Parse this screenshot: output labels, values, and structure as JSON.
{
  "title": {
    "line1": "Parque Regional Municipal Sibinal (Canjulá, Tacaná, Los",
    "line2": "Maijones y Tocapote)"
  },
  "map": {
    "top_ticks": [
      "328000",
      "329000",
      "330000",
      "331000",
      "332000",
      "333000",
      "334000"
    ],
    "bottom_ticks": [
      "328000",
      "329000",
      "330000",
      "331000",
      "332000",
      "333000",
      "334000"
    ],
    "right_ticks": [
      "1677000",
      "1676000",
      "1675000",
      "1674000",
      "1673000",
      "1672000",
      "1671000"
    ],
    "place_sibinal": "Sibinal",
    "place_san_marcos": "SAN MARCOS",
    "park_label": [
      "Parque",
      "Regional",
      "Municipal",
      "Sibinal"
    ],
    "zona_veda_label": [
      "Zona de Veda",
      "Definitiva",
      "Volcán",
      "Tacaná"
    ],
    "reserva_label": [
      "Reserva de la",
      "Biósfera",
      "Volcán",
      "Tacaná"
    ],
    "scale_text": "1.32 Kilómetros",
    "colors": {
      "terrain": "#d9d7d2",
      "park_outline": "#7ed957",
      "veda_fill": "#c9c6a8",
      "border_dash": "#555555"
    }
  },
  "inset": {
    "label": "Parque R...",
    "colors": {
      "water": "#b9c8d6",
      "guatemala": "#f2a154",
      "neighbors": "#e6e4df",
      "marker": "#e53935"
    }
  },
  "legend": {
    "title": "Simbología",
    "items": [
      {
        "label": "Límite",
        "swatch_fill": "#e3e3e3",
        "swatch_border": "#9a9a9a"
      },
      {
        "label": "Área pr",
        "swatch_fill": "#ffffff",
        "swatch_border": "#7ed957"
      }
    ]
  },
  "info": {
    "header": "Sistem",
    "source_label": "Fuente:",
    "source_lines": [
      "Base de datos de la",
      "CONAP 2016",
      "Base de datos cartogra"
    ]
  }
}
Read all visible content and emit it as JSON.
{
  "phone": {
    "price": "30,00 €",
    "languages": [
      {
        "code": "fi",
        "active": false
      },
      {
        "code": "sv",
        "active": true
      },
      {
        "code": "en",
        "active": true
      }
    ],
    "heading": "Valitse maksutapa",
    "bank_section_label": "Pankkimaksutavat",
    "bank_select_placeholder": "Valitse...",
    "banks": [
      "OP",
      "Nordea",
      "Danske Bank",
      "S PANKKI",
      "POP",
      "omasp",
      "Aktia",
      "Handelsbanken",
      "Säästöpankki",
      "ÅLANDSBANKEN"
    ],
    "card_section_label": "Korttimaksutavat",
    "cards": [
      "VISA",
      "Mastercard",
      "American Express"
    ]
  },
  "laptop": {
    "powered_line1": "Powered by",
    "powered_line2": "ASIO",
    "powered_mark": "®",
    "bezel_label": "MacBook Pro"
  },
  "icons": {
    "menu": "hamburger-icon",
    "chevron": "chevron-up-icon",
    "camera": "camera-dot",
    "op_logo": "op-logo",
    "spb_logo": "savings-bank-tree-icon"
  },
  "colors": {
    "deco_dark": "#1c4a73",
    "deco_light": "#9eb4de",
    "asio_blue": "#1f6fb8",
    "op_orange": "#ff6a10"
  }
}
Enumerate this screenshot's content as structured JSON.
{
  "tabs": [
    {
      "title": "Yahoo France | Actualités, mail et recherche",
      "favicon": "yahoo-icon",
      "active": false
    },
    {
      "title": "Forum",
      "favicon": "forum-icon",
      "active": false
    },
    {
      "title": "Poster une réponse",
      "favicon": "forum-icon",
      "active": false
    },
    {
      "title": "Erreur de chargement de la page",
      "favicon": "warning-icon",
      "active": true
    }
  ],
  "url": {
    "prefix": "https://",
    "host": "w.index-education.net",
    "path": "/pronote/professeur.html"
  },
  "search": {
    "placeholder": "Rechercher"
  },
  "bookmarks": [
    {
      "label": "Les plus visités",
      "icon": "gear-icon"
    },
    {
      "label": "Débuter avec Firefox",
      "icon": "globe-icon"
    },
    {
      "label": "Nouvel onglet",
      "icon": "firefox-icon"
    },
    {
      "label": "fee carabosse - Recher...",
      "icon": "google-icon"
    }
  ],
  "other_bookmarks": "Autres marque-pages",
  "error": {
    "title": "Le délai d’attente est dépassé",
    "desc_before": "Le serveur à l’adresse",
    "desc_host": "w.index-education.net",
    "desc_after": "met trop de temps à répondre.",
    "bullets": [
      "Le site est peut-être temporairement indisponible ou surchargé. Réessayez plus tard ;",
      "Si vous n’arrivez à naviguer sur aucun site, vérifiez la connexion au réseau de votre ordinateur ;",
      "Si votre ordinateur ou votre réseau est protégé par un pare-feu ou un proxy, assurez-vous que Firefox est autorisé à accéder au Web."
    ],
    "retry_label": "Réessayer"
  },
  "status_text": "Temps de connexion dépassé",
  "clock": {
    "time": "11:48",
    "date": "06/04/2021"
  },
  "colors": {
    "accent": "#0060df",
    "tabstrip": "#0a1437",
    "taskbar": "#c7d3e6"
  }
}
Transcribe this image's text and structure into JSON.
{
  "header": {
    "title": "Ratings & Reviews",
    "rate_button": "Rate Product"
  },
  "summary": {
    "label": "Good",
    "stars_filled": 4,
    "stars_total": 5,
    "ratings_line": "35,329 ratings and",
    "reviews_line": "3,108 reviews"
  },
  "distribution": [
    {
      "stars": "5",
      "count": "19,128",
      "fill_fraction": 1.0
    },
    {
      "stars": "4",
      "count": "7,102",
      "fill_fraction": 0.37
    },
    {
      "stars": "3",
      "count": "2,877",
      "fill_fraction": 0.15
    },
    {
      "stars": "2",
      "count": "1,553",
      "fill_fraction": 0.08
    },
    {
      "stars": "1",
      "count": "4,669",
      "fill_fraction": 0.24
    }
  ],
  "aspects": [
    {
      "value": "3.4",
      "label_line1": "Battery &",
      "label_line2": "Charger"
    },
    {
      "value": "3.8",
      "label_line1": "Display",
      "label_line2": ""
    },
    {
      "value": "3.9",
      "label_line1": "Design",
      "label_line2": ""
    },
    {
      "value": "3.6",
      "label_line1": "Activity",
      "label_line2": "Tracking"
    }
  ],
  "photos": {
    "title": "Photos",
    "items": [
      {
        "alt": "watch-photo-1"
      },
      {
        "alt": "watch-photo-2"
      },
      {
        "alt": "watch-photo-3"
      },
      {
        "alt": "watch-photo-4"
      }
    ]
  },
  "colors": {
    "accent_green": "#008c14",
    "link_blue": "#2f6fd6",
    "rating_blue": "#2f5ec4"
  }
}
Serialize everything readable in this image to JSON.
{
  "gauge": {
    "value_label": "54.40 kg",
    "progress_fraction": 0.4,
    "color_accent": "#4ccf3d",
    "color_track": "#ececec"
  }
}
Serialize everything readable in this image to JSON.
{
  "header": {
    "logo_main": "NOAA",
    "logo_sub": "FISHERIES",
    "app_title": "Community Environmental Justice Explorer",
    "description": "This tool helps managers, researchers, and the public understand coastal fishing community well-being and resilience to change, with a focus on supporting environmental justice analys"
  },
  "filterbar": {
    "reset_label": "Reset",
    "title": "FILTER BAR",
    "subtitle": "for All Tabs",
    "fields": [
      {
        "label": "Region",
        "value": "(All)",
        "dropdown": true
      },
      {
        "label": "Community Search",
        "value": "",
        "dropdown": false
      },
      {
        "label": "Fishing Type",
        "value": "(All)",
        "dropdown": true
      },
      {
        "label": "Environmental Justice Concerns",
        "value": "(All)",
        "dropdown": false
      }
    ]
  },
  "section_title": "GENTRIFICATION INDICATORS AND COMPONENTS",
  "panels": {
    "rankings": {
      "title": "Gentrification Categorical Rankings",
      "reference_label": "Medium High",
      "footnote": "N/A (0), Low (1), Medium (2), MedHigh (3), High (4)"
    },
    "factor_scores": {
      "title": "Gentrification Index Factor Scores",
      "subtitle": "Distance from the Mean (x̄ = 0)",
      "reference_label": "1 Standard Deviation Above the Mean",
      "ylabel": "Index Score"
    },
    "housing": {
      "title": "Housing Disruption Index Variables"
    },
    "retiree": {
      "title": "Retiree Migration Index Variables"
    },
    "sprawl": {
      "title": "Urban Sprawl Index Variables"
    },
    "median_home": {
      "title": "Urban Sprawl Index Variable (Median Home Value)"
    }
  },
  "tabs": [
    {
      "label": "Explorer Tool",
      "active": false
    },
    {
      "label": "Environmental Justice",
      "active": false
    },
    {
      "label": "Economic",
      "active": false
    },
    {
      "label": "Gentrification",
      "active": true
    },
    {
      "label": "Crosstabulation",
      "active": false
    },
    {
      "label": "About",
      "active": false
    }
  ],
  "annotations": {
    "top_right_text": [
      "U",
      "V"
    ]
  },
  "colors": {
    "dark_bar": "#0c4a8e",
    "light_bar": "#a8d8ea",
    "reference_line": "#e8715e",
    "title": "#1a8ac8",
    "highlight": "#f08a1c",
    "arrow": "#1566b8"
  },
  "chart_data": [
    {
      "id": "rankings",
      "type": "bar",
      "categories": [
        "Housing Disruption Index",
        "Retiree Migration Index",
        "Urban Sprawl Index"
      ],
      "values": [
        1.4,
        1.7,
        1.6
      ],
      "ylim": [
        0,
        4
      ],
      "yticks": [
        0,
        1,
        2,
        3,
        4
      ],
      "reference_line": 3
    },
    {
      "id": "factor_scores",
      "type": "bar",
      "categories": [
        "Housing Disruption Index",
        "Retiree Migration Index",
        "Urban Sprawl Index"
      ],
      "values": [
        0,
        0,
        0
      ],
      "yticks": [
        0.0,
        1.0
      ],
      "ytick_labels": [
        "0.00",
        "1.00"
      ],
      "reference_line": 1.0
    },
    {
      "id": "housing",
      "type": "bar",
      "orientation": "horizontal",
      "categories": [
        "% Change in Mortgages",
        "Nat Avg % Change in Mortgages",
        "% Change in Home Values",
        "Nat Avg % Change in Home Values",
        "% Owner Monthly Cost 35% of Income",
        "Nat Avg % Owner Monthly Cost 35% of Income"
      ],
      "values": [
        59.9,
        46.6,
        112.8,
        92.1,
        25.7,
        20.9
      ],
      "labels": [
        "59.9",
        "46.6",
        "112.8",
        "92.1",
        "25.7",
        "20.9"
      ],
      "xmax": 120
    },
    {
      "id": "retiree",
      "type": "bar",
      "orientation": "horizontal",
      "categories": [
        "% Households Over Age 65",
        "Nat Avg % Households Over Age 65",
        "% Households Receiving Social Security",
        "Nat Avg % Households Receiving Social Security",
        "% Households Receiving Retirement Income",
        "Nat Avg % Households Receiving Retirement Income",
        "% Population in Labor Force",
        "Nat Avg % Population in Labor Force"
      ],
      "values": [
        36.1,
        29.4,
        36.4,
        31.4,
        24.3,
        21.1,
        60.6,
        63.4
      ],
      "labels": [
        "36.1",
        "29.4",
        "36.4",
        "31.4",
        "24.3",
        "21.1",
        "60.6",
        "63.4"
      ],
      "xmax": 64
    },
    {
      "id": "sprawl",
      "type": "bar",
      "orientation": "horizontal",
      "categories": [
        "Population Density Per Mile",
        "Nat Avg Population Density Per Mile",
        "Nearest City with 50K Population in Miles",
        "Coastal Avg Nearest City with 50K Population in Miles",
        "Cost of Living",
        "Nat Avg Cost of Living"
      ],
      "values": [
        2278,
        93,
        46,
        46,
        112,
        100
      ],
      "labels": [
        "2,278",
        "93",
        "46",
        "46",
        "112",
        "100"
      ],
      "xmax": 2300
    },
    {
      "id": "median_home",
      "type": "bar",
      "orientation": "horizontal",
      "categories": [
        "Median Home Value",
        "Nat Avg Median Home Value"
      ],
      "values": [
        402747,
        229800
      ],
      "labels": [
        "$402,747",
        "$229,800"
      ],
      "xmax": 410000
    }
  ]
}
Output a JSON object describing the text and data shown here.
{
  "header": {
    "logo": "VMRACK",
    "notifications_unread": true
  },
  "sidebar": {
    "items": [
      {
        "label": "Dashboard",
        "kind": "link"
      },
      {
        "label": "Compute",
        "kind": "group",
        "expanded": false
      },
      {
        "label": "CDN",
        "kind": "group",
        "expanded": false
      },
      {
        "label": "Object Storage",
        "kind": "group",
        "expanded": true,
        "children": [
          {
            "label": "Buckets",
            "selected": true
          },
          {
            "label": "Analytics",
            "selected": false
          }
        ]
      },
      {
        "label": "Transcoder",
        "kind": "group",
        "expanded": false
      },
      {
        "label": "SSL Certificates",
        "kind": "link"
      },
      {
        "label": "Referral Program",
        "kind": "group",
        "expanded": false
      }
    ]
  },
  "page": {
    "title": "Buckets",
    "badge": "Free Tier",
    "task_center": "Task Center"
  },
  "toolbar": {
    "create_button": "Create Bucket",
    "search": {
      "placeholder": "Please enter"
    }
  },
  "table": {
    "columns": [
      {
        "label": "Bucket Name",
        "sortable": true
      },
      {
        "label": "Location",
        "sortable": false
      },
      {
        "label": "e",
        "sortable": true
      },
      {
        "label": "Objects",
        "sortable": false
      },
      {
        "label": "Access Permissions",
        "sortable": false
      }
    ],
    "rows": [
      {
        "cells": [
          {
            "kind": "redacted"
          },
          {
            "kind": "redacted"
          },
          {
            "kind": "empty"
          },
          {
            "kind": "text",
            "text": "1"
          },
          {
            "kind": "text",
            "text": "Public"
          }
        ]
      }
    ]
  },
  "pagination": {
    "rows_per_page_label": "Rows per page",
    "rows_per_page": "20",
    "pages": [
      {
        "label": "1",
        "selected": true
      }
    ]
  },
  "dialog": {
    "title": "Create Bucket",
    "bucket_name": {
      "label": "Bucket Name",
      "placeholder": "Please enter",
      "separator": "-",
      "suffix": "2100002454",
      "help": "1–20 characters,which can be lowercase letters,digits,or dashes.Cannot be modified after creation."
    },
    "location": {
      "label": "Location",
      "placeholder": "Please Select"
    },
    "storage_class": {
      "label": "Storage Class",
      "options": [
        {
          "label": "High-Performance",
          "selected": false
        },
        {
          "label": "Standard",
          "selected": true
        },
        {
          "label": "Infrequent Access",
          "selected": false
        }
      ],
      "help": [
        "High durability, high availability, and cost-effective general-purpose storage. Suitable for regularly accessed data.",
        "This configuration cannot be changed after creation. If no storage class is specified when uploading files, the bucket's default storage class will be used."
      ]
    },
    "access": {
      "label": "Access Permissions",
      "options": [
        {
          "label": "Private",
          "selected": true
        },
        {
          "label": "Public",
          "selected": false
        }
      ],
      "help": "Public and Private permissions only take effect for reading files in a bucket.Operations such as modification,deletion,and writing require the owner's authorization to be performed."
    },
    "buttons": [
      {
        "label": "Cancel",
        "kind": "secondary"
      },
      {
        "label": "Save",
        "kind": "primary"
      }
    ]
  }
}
——
> [Task directions] Find how many lines of the entries contain "education". Respond with the number only.

> [Reply] 2